EXERCISE GOAL: Transcribe the material below exactly as it appears.

DATA SHOWN:

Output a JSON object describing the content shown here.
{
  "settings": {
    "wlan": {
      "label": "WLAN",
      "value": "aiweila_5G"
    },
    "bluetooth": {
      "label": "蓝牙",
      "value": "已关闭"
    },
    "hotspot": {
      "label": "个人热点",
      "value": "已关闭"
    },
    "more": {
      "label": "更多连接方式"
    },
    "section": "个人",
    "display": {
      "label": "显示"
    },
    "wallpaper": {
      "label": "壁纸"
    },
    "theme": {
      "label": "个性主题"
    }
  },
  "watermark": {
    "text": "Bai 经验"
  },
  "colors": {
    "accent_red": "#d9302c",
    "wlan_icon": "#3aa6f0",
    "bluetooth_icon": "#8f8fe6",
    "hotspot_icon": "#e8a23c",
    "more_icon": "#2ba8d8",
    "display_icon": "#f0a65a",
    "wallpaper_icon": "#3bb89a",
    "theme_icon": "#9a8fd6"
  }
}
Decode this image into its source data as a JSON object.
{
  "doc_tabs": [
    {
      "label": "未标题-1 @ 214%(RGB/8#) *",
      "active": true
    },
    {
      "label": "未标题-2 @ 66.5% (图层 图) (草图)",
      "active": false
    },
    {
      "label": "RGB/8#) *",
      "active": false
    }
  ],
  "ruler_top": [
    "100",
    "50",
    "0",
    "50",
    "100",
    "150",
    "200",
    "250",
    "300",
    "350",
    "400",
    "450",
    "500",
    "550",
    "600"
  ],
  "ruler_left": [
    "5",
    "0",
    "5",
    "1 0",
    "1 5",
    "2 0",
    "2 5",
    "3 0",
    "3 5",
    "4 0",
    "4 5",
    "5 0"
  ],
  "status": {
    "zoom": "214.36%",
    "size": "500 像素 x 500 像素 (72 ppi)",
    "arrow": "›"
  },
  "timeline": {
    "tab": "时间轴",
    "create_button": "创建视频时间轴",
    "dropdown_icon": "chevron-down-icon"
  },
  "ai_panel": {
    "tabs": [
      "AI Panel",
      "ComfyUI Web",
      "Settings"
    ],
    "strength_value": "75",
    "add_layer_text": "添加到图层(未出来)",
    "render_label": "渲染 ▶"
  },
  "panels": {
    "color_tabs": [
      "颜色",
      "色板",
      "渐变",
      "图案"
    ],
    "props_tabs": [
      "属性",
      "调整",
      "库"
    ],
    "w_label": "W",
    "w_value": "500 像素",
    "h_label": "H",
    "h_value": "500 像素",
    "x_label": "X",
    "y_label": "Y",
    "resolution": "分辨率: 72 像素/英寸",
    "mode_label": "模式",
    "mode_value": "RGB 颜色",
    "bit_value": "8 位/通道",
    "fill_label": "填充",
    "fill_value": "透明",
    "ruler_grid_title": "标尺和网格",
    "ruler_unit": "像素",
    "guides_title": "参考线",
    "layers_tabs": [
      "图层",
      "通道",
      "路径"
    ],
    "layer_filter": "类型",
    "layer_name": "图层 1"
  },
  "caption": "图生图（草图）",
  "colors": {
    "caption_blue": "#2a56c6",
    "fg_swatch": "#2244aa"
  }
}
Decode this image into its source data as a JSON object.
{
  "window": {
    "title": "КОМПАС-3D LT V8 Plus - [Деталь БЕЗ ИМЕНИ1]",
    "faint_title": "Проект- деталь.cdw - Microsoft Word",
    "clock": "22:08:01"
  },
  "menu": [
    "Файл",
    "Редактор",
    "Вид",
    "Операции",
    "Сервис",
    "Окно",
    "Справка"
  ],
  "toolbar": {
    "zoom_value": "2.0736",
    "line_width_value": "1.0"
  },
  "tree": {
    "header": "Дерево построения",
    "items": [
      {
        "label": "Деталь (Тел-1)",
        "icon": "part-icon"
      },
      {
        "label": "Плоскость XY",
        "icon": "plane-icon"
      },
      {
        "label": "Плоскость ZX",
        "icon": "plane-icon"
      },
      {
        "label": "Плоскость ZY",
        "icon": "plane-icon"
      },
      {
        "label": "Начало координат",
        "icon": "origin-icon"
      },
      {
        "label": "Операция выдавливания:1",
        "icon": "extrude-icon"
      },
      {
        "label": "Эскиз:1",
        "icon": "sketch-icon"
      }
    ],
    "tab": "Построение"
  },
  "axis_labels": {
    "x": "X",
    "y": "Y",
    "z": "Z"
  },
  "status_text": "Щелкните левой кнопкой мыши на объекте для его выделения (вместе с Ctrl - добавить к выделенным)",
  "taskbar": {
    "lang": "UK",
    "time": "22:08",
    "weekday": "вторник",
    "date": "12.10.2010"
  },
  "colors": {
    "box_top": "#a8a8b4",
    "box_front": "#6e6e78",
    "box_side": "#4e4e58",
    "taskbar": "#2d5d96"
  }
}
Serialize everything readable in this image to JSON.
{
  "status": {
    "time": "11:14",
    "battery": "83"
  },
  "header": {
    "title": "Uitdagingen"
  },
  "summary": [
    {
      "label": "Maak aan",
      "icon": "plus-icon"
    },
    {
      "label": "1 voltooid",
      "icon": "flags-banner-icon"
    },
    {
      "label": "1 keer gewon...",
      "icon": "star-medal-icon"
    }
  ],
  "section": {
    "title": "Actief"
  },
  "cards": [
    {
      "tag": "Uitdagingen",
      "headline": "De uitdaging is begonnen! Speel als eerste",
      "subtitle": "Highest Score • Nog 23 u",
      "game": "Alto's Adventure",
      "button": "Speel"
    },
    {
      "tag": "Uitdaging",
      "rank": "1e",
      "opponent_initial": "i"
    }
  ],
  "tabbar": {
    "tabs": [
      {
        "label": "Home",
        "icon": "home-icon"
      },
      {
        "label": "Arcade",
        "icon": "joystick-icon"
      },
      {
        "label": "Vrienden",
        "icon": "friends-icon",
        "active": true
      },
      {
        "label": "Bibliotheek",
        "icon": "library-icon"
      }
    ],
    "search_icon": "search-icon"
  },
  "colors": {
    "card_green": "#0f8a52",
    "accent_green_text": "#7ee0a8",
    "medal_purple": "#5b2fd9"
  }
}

OUTPUT:
Output a JSON object describing the content shown here.
{
  "settings": {
    "wlan": {
      "label": "WLAN",
      "value": "aiweila_5G"
    },
    "bluetooth": {
      "label": "蓝牙",
      "value": "已关闭"
    },
    "hotspot": {
      "label": "个人热点",
      "value": "已关闭"
    },
    "more": {
      "label": "更多连接方式"
    },
    "section": "个人",
    "display": {
      "label": "显示"
    },
    "wallpaper": {
      "label": "壁纸"
    },
    "theme": {
      "label": "个性主题"
    }
  },
  "watermark": {
    "text": "Bai 经验"
  },
  "colors": {
    "accent_red": "#d9302c",
    "wlan_icon": "#3aa6f0",
    "bluetooth_icon": "#8f8fe6",
    "hotspot_icon": "#e8a23c",
    "more_icon": "#2ba8d8",
    "display_icon": "#f0a65a",
    "wallpaper_icon": "#3bb89a",
    "theme_icon": "#9a8fd6"
  }
}
Decode this image into its source data as a JSON object.
{
  "doc_tabs": [
    {
      "label": "未标题-1 @ 214%(RGB/8#) *",
      "active": true
    },
    {
      "label": "未标题-2 @ 66.5% (图层 图) (草图)",
      "active": false
    },
    {
      "label": "RGB/8#) *",
      "active": false
    }
  ],
  "ruler_top": [
    "100",
    "50",
    "0",
    "50",
    "100",
    "150",
    "200",
    "250",
    "300",
    "350",
    "400",
    "450",
    "500",
    "550",
    "600"
  ],
  "ruler_left": [
    "5",
    "0",
    "5",
    "1 0",
    "1 5",
    "2 0",
    "2 5",
    "3 0",
    "3 5",
    "4 0",
    "4 5",
    "5 0"
  ],
  "status": {
    "zoom": "214.36%",
    "size": "500 像素 x 500 像素 (72 ppi)",
    "arrow": "›"
  },
  "timeline": {
    "tab": "时间轴",
    "create_button": "创建视频时间轴",
    "dropdown_icon": "chevron-down-icon"
  },
  "ai_panel": {
    "tabs": [
      "AI Panel",
      "ComfyUI Web",
      "Settings"
    ],
    "strength_value": "75",
    "add_layer_text": "添加到图层(未出来)",
    "render_label": "渲染 ▶"
  },
  "panels": {
    "color_tabs": [
      "颜色",
      "色板",
      "渐变",
      "图案"
    ],
    "props_tabs": [
      "属性",
      "调整",
      "库"
    ],
    "w_label": "W",
    "w_value": "500 像素",
    "h_label": "H",
    "h_value": "500 像素",
    "x_label": "X",
    "y_label": "Y",
    "resolution": "分辨率: 72 像素/英寸",
    "mode_label": "模式",
    "mode_value": "RGB 颜色",
    "bit_value": "8 位/通道",
    "fill_label": "填充",
    "fill_value": "透明",
    "ruler_grid_title": "标尺和网格",
    "ruler_unit": "像素",
    "guides_title": "参考线",
    "layers_tabs": [
      "图层",
      "通道",
      "路径"
    ],
    "layer_filter": "类型",
    "layer_name": "图层 1"
  },
  "caption": "图生图（草图）",
  "colors": {
    "caption_blue": "#2a56c6",
    "fg_swatch": "#2244aa"
  }
}
Decode this image into its source data as a JSON object.
{
  "window": {
    "title": "КОМПАС-3D LT V8 Plus - [Деталь БЕЗ ИМЕНИ1]",
    "faint_title": "Проект- деталь.cdw - Microsoft Word",
    "clock": "22:08:01"
  },
  "menu": [
    "Файл",
    "Редактор",
    "Вид",
    "Операции",
    "Сервис",
    "Окно",
    "Справка"
  ],
  "toolbar": {
    "zoom_value": "2.0736",
    "line_width_value": "1.0"
  },
  "tree": {
    "header": "Дерево построения",
    "items": [
      {
        "label": "Деталь (Тел-1)",
        "icon": "part-icon"
      },
      {
        "label": "Плоскость XY",
        "icon": "plane-icon"
      },
      {
        "label": "Плоскость ZX",
        "icon": "plane-icon"
      },
      {
        "label": "Плоскость ZY",
        "icon": "plane-icon"
      },
      {
        "label": "Начало координат",
        "icon": "origin-icon"
      },
      {
        "label": "Операция выдавливания:1",
        "icon": "extrude-icon"
      },
      {
        "label": "Эскиз:1",
        "icon": "sketch-icon"
      }
    ],
    "tab": "Построение"
  },
  "axis_labels": {
    "x": "X",
    "y": "Y",
    "z": "Z"
  },
  "status_text": "Щелкните левой кнопкой мыши на объекте для его выделения (вместе с Ctrl - добавить к выделенным)",
  "taskbar": {
    "lang": "UK",
    "time": "22:08",
    "weekday": "вторник",
    "date": "12.10.2010"
  },
  "colors": {
    "box_top": "#a8a8b4",
    "box_front": "#6e6e78",
    "box_side": "#4e4e58",
    "taskbar": "#2d5d96"
  }
}
Serialize everything readable in this image to JSON.
{
  "status": {
    "time": "11:14",
    "battery": "83"
  },
  "header": {
    "title": "Uitdagingen"
  },
  "summary": [
    {
      "label": "Maak aan",
      "icon": "plus-icon"
    },
    {
      "label": "1 voltooid",
      "icon": "flags-banner-icon"
    },
    {
      "label": "1 keer gewon...",
      "icon": "star-medal-icon"
    }
  ],
  "section": {
    "title": "Actief"
  },
  "cards": [
    {
      "tag": "Uitdagingen",
      "headline": "De uitdaging is begonnen! Speel als eerste",
      "subtitle": "Highest Score • Nog 23 u",
      "game": "Alto's Adventure",
      "button": "Speel"
    },
    {
      "tag": "Uitdaging",
      "rank": "1e",
      "opponent_initial": "i"
    }
  ],
  "tabbar": {
    "tabs": [
      {
        "label": "Home",
        "icon": "home-icon"
      },
      {
        "label": "Arcade",
        "icon": "joystick-icon"
      },
      {
        "label": "Vrienden",
        "icon": "friends-icon",
        "active": true
      },
      {
        "label": "Bibliotheek",
        "icon": "library-icon"
      }
    ],
    "search_icon": "search-icon"
  },
  "colors": {
    "card_green": "#0f8a52",
    "accent_green_text": "#7ee0a8",
    "medal_purple": "#5b2fd9"
  }
}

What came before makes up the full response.